## TASK STATEMENT
Below are the records; copy each line in them that holds the word "пункта".

>> start

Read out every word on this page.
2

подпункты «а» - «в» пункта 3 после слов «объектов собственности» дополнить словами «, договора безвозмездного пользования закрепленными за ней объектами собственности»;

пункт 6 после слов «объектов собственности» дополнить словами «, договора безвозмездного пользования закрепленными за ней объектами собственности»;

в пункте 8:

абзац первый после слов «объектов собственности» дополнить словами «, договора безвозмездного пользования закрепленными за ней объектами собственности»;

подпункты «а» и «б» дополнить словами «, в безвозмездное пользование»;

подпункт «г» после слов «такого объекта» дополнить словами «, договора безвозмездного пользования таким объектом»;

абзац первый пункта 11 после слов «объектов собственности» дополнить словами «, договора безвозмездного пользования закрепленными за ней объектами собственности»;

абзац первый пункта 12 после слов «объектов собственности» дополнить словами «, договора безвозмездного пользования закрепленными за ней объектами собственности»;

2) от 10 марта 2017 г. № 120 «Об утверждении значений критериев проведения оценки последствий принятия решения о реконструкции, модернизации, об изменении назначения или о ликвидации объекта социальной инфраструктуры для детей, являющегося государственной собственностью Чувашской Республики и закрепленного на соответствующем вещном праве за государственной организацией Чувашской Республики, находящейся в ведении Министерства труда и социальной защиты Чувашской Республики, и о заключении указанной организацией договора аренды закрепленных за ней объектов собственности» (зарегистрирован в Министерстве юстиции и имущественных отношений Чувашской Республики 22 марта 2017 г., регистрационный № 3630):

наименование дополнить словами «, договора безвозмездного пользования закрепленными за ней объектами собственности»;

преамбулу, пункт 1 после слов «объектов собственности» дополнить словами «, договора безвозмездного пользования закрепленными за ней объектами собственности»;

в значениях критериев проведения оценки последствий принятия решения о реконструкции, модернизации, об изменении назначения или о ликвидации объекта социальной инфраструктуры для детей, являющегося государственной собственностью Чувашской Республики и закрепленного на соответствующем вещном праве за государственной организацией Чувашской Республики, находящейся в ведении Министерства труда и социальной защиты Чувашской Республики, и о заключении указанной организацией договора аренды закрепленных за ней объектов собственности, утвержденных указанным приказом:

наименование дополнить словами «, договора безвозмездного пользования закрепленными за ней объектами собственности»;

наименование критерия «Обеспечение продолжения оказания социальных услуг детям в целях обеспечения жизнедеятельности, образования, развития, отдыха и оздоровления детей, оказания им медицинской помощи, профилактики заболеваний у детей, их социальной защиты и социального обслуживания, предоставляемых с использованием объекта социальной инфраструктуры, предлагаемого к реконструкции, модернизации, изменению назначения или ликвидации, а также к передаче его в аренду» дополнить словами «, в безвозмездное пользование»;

>> end

## ANSWER FOR THIS EXERCISE
подпункты «а» - «в» пункта 3 после слов «объектов собственности» дополнить словами «, договора безвозмездного пользования закрепленными за ней объектами собственности»;
абзац первый пункта 11 после слов «объектов собственности» дополнить словами «, договора безвозмездного пользования закрепленными за ней объектами собственности»;
абзац первый пункта 12 после слов «объектов собственности» дополнить словами «, договора безвозмездного пользования закрепленными за ней объектами собственности»;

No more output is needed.